> _Instruction_
Copy the data below line for line, with no changes.

[Data records]
>> Start
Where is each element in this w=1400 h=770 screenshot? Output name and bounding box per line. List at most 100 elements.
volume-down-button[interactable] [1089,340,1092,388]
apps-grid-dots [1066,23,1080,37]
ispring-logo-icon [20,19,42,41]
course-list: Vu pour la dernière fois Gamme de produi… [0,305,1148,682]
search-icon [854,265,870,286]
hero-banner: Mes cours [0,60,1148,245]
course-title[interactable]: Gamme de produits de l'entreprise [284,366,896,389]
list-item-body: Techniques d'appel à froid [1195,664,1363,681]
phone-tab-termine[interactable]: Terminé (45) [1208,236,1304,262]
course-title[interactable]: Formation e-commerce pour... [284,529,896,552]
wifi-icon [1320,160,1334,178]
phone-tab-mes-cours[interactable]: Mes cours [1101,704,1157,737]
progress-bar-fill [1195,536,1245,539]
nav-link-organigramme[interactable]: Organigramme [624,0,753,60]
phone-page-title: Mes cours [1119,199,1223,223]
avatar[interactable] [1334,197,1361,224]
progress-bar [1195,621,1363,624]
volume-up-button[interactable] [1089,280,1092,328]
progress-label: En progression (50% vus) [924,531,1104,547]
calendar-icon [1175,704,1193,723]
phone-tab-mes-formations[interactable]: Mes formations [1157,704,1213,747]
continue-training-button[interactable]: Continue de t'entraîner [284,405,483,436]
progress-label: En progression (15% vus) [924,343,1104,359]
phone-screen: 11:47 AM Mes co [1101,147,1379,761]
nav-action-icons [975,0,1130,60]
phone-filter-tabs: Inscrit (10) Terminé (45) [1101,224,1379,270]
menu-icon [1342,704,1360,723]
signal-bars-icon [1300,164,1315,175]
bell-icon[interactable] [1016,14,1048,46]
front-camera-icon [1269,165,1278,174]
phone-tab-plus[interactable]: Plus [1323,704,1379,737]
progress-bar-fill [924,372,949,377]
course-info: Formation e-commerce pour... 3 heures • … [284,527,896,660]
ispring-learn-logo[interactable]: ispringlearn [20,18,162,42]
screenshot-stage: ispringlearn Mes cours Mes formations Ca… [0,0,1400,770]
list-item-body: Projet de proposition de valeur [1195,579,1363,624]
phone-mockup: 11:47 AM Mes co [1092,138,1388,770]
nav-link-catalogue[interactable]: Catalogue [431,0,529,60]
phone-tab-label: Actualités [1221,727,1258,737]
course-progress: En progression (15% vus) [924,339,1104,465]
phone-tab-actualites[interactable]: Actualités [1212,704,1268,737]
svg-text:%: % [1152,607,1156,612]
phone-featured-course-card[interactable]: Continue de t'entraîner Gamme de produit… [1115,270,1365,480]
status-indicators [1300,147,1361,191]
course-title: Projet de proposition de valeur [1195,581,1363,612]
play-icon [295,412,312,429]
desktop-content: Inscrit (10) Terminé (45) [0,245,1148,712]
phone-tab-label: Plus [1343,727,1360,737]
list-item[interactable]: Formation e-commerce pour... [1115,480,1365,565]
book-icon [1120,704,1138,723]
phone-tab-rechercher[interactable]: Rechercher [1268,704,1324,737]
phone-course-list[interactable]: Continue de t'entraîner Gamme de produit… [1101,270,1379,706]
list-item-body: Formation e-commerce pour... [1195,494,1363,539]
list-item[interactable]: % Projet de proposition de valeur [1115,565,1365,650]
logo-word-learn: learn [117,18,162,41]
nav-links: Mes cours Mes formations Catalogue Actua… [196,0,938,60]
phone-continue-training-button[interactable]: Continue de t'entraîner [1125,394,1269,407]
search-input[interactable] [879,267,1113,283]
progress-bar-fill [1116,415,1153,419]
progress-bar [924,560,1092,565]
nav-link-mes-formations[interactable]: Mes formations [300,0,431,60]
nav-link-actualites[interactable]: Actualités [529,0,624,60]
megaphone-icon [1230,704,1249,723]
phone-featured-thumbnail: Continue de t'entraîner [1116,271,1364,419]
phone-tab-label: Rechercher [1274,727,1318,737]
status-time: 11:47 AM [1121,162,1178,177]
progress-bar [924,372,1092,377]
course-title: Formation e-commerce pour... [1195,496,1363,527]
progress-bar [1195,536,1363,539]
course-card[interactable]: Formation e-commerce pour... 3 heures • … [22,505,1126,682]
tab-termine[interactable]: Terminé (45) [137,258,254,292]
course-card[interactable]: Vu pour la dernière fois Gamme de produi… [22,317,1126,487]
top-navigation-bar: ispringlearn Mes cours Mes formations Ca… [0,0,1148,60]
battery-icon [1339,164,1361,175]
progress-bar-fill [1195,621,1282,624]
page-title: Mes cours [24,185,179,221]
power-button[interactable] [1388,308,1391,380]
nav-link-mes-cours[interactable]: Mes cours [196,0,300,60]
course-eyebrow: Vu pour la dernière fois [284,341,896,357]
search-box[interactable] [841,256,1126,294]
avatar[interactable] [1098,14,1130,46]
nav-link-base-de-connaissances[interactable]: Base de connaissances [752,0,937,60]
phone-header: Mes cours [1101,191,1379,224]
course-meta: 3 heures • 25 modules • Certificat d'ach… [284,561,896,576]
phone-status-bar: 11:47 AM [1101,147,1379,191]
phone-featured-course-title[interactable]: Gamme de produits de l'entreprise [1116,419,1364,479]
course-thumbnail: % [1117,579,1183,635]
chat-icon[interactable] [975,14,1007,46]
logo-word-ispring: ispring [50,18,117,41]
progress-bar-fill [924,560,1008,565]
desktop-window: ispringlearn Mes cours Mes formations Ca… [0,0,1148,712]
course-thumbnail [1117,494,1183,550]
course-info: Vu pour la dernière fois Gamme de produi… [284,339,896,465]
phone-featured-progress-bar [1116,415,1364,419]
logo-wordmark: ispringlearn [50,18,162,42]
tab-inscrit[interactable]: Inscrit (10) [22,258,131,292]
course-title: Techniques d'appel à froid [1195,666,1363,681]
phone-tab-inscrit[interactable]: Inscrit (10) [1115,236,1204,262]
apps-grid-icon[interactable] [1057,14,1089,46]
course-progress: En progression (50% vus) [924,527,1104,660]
>> End
> _Solution to the exercise_
Where is each element in this w=1400 h=770 screenshot? Output name and bounding box per line. List at most 100 elements.
volume-down-button[interactable] [1089,340,1092,388]
apps-grid-dots [1066,23,1080,37]
ispring-logo-icon [20,19,42,41]
course-list: Vu pour la dernière fois Gamme de produi… [0,305,1148,682]
search-icon [854,265,870,286]
hero-banner: Mes cours [0,60,1148,245]
course-title[interactable]: Gamme de produits de l'entreprise [284,366,896,389]
list-item-body: Techniques d'appel à froid [1195,664,1363,681]
phone-tab-termine[interactable]: Terminé (45) [1208,236,1304,262]
course-title[interactable]: Formation e-commerce pour... [284,529,896,552]
wifi-icon [1320,160,1334,178]
phone-tab-mes-cours[interactable]: Mes cours [1101,704,1157,737]
progress-bar-fill [1195,536,1245,539]
nav-link-organigramme[interactable]: Organigramme [624,0,753,60]
phone-page-title: Mes cours [1119,199,1223,223]
avatar[interactable] [1334,197,1361,224]
progress-bar [1195,621,1363,624]
volume-up-button[interactable] [1089,280,1092,328]
progress-label: En progression (50% vus) [924,531,1104,547]
calendar-icon [1175,704,1193,723]
phone-tab-mes-formations[interactable]: Mes formations [1157,704,1213,747]
continue-training-button[interactable]: Continue de t'entraîner [284,405,483,436]
progress-label: En progression (15% vus) [924,343,1104,359]
phone-screen: 11:47 AM Mes co [1101,147,1379,761]
nav-action-icons [975,0,1130,60]
phone-filter-tabs: Inscrit (10) Terminé (45) [1101,224,1379,270]
menu-icon [1342,704,1360,723]
signal-bars-icon [1300,164,1315,175]
bell-icon[interactable] [1016,14,1048,46]
front-camera-icon [1269,165,1278,174]
phone-tab-plus[interactable]: Plus [1323,704,1379,737]
progress-bar-fill [924,372,949,377]
course-info: Formation e-commerce pour... 3 heures • … [284,527,896,660]
ispring-learn-logo[interactable]: ispringlearn [20,18,162,42]
screenshot-stage: ispringlearn Mes cours Mes formations Ca… [0,0,1400,770]
list-item-body: Projet de proposition de valeur [1195,579,1363,624]
phone-mockup: 11:47 AM Mes co [1092,138,1388,770]
nav-link-catalogue[interactable]: Catalogue [431,0,529,60]
phone-tab-label: Actualités [1221,727,1258,737]
course-progress: En progression (15% vus) [924,339,1104,465]
phone-tab-actualites[interactable]: Actualités [1212,704,1268,737]
svg-text:%: % [1152,607,1156,612]
phone-featured-course-card[interactable]: Continue de t'entraîner Gamme de produit… [1115,270,1365,480]
status-indicators [1300,147,1361,191]
course-title: Projet de proposition de valeur [1195,581,1363,612]
play-icon [295,412,312,429]
desktop-content: Inscrit (10) Terminé (45) [0,245,1148,712]
phone-tab-label: Plus [1343,727,1360,737]
list-item[interactable]: Formation e-commerce pour... [1115,480,1365,565]
book-icon [1120,704,1138,723]
phone-tab-rechercher[interactable]: Rechercher [1268,704,1324,737]
phone-course-list[interactable]: Continue de t'entraîner Gamme de produit… [1101,270,1379,706]
list-item-body: Formation e-commerce pour... [1195,494,1363,539]
list-item[interactable]: % Projet de proposition de valeur [1115,565,1365,650]
logo-word-learn: learn [117,18,162,41]
nav-links: Mes cours Mes formations Catalogue Actua… [196,0,938,60]
phone-continue-training-button[interactable]: Continue de t'entraîner [1125,394,1269,407]
search-input[interactable] [879,267,1113,283]
progress-bar-fill [1116,415,1153,419]
progress-bar [924,560,1092,565]
nav-link-mes-formations[interactable]: Mes formations [300,0,431,60]
nav-link-actualites[interactable]: Actualités [529,0,624,60]
megaphone-icon [1230,704,1249,723]
phone-featured-thumbnail: Continue de t'entraîner [1116,271,1364,419]
phone-tab-label: Rechercher [1274,727,1318,737]
status-time: 11:47 AM [1121,162,1178,177]
progress-bar [924,372,1092,377]
course-title: Formation e-commerce pour... [1195,496,1363,527]
progress-bar [1195,536,1363,539]
course-card[interactable]: Formation e-commerce pour... 3 heures • … [22,505,1126,682]
tab-termine[interactable]: Terminé (45) [137,258,254,292]
course-card[interactable]: Vu pour la dernière fois Gamme de produi… [22,317,1126,487]
top-navigation-bar: ispringlearn Mes cours Mes formations Ca… [0,0,1148,60]
battery-icon [1339,164,1361,175]
progress-bar-fill [1195,621,1282,624]
page-title: Mes cours [24,185,179,221]
power-button[interactable] [1388,308,1391,380]
nav-link-mes-cours[interactable]: Mes cours [196,0,300,60]
course-eyebrow: Vu pour la dernière fois [284,341,896,357]
search-box[interactable] [841,256,1126,294]
avatar[interactable] [1098,14,1130,46]
nav-link-base-de-connaissances[interactable]: Base de connaissances [752,0,937,60]
phone-header: Mes cours [1101,191,1379,224]
course-meta: 3 heures • 25 modules • Certificat d'ach… [284,561,896,576]
phone-status-bar: 11:47 AM [1101,147,1379,191]
phone-featured-course-title[interactable]: Gamme de produits de l'entreprise [1116,419,1364,479]
course-thumbnail: % [1117,579,1183,635]
chat-icon[interactable] [975,14,1007,46]
logo-word-ispring: ispring [50,18,117,41]
progress-bar-fill [924,560,1008,565]
desktop-window: ispringlearn Mes cours Mes formations Ca… [0,0,1148,712]
course-thumbnail [1117,494,1183,550]
course-info: Vu pour la dernière fois Gamme de produi… [284,339,896,465]
phone-featured-progress-bar [1116,415,1364,419]
logo-wordmark: ispringlearn [50,18,162,42]
tab-inscrit[interactable]: Inscrit (10) [22,258,131,292]
course-title: Techniques d'appel à froid [1195,666,1363,681]
phone-tab-inscrit[interactable]: Inscrit (10) [1115,236,1204,262]
apps-grid-icon[interactable] [1057,14,1089,46]
course-progress: En progression (50% vus) [924,527,1104,660]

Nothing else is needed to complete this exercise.